EXERCISE INSTRUCTIONS. In the copy, include every entry exactly but none of the images.

— start of DATA FOR THIS EXERCISE —

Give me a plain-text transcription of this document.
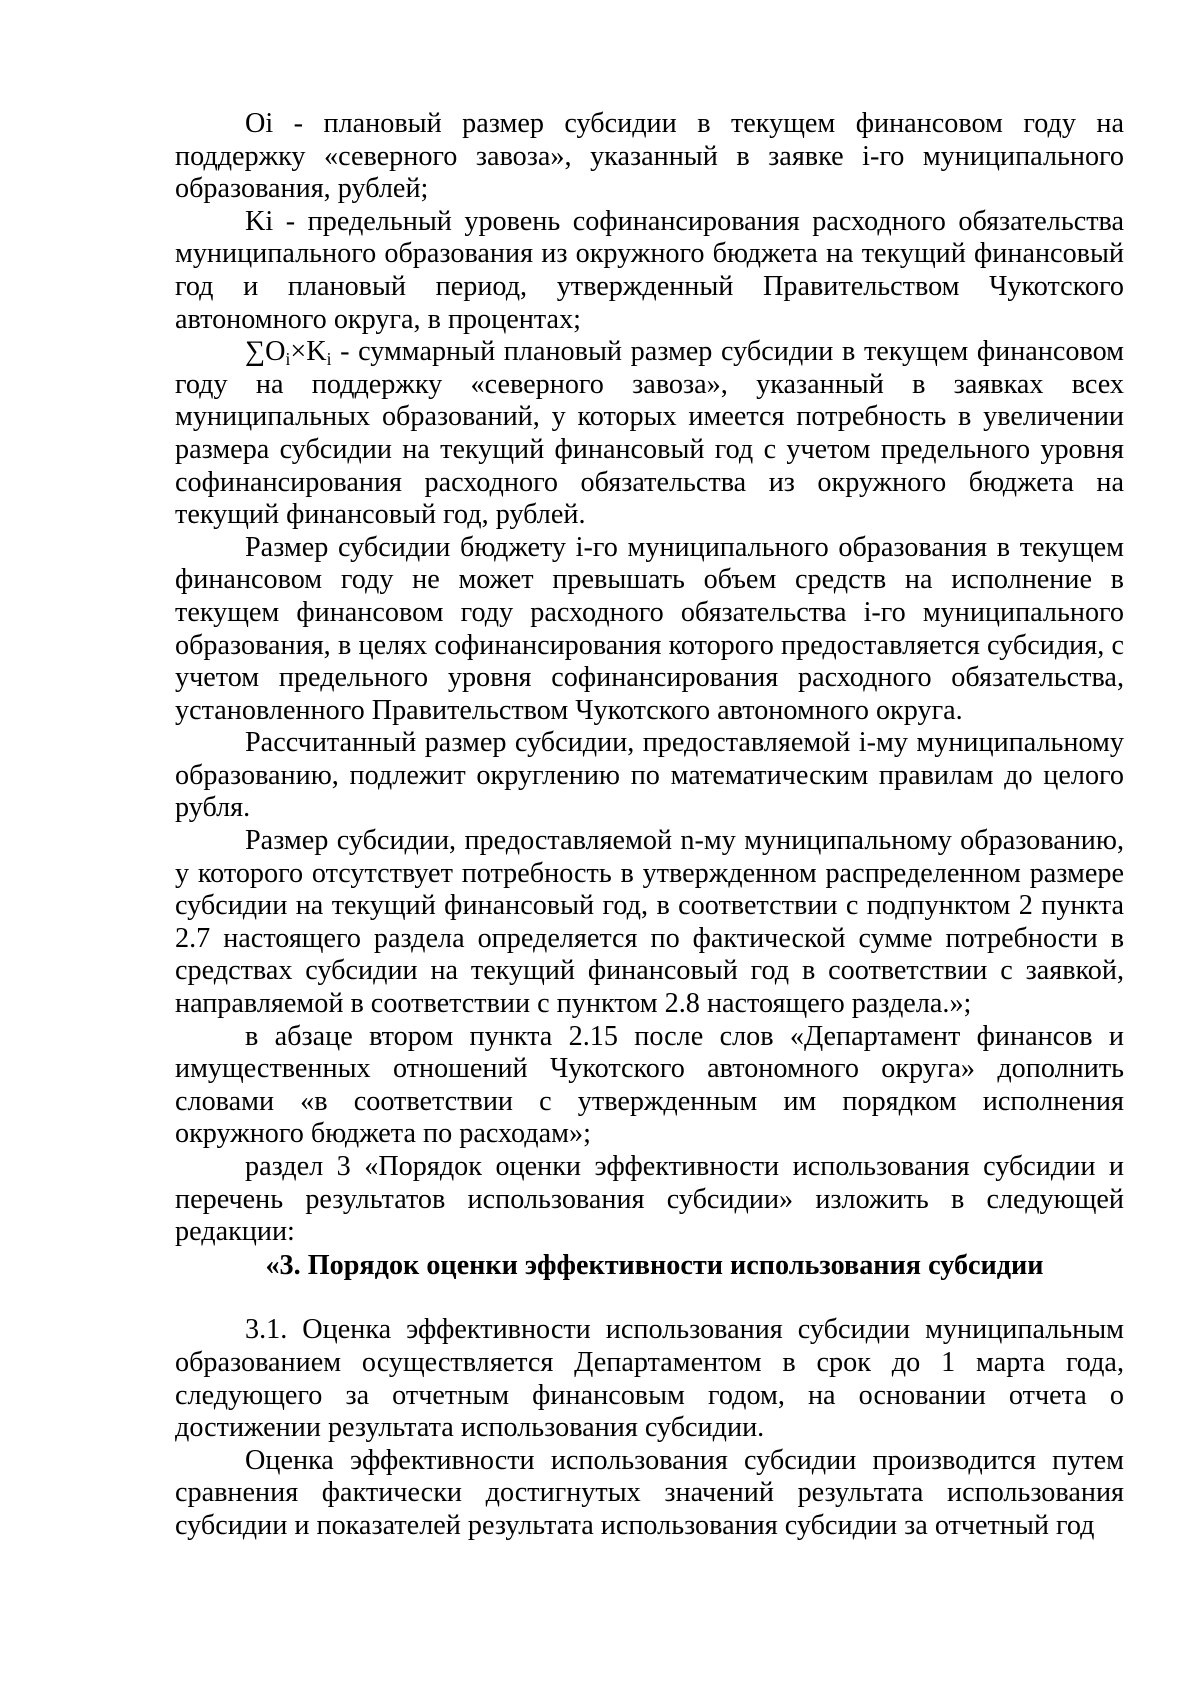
Oi - плановый размер субсидии в текущем финансовом году на поддержку «северного завоза», указанный в заявке i-го муниципального образования, рублей;

Ki - предельный уровень софинансирования расходного обязательства муниципального образования из окружного бюджета на текущий финансовый год и плановый период, утвержденный Правительством Чукотского автономного округа, в процентах;

$\sum O_i\times K_i$ - суммарный плановый размер субсидии в текущем финансовом году на поддержку «северного завоза», указанный в заявках всех муниципальных образований, у которых имеется потребность в увеличении размера субсидии на текущий финансовый год с учетом предельного уровня софинансирования расходного обязательства из окружного бюджета на текущий финансовый год, рублей.

Размер субсидии бюджету i-го муниципального образования в текущем финансовом году не может превышать объем средств на исполнение в текущем финансовом году расходного обязательства i-го муниципального образования, в целях софинансирования которого предоставляется субсидия, с учетом предельного уровня софинансирования расходного обязательства, установленного Правительством Чукотского автономного округа.

Рассчитанный размер субсидии, предоставляемой i-му муниципальному образованию, подлежит округлению по математическим правилам до целого рубля.

Размер субсидии, предоставляемой n-му муниципальному образованию, у которого отсутствует потребность в утвержденном распределенном размере субсидии на текущий финансовый год, в соответствии с подпунктом 2 пункта 2.7 настоящего раздела определяется по фактической сумме потребности в средствах субсидии на текущий финансовый год в соответствии с заявкой, направляемой в соответствии с пунктом 2.8 настоящего раздела.»;

в абзаце втором пункта 2.15 после слов «Департамент финансов и имущественных отношений Чукотского автономного округа» дополнить словами «в соответствии с утвержденным им порядком исполнения окружного бюджета по расходам»;

раздел 3 «Порядок оценки эффективности использования субсидии и перечень результатов использования субсидии» изложить в следующей редакции:

«3. Порядок оценки эффективности использования субсидии

3.1. Оценка эффективности использования субсидии муниципальным образованием осуществляется Департаментом в срок до 1 марта года, следующего за отчетным финансовым годом, на основании отчета о достижении результата использования субсидии.

Оценка эффективности использования субсидии производится путем сравнения фактически достигнутых значений результата использования субсидии и показателей результата использования субсидии за отчетный год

— end of DATA FOR THIS EXERCISE —

FULL SOLUTION.
Give me a plain-text transcription of this document.
Oi - плановый размер субсидии в текущем финансовом году на поддержку «северного завоза», указанный в заявке i-го муниципального образования, рублей;

Ki - предельный уровень софинансирования расходного обязательства муниципального образования из окружного бюджета на текущий финансовый год и плановый период, утвержденный Правительством Чукотского автономного округа, в процентах;

$\sum O_i\times K_i$ - суммарный плановый размер субсидии в текущем финансовом году на поддержку «северного завоза», указанный в заявках всех муниципальных образований, у которых имеется потребность в увеличении размера субсидии на текущий финансовый год с учетом предельного уровня софинансирования расходного обязательства из окружного бюджета на текущий финансовый год, рублей.

Размер субсидии бюджету i-го муниципального образования в текущем финансовом году не может превышать объем средств на исполнение в текущем финансовом году расходного обязательства i-го муниципального образования, в целях софинансирования которого предоставляется субсидия, с учетом предельного уровня софинансирования расходного обязательства, установленного Правительством Чукотского автономного округа.

Рассчитанный размер субсидии, предоставляемой i-му муниципальному образованию, подлежит округлению по математическим правилам до целого рубля.

Размер субсидии, предоставляемой n-му муниципальному образованию, у которого отсутствует потребность в утвержденном распределенном размере субсидии на текущий финансовый год, в соответствии с подпунктом 2 пункта 2.7 настоящего раздела определяется по фактической сумме потребности в средствах субсидии на текущий финансовый год в соответствии с заявкой, направляемой в соответствии с пунктом 2.8 настоящего раздела.»;

в абзаце втором пункта 2.15 после слов «Департамент финансов и имущественных отношений Чукотского автономного округа» дополнить словами «в соответствии с утвержденным им порядком исполнения окружного бюджета по расходам»;

раздел 3 «Порядок оценки эффективности использования субсидии и перечень результатов использования субсидии» изложить в следующей редакции:

«3. Порядок оценки эффективности использования субсидии

3.1. Оценка эффективности использования субсидии муниципальным образованием осуществляется Департаментом в срок до 1 марта года, следующего за отчетным финансовым годом, на основании отчета о достижении результата использования субсидии.

Оценка эффективности использования субсидии производится путем сравнения фактически достигнутых значений результата использования субсидии и показателей результата использования субсидии за отчетный год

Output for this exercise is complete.